====== Record excerpts

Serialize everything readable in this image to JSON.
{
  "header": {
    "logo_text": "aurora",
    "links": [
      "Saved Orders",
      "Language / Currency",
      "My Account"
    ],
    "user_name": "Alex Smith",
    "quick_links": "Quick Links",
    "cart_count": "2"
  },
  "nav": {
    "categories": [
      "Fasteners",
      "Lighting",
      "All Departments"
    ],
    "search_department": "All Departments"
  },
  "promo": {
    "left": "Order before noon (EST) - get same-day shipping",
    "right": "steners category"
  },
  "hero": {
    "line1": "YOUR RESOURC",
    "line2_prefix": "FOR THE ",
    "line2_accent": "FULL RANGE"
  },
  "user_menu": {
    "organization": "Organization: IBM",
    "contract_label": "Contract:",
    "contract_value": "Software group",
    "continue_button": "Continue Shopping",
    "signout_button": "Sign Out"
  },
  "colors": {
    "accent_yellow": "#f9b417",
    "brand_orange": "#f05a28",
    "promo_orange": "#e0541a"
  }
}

============
====== Record excerpts

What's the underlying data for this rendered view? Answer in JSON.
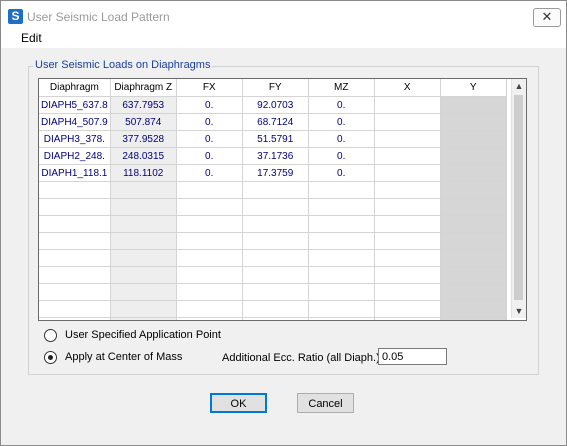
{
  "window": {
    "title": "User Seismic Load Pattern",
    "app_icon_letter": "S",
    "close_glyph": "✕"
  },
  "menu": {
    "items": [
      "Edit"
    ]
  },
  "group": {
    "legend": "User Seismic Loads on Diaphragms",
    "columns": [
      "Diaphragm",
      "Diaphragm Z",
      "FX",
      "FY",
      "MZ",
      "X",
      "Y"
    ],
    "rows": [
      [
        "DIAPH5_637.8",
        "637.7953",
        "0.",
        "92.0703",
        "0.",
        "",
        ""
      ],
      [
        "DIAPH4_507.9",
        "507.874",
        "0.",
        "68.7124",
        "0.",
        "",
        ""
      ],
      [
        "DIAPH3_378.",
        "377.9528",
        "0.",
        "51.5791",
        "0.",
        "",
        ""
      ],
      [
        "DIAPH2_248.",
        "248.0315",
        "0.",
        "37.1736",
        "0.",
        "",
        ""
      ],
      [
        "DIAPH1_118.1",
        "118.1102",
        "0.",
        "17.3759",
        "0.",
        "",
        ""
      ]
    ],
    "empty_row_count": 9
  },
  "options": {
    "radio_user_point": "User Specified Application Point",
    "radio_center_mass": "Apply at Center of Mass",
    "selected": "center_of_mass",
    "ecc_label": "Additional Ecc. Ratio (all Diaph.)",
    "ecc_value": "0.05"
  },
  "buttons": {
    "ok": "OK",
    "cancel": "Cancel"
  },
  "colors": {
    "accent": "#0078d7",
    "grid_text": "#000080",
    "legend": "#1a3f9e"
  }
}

============

__What is expected__. State, as a number only, how many lines in the entries include "group".

__Correct result__. 2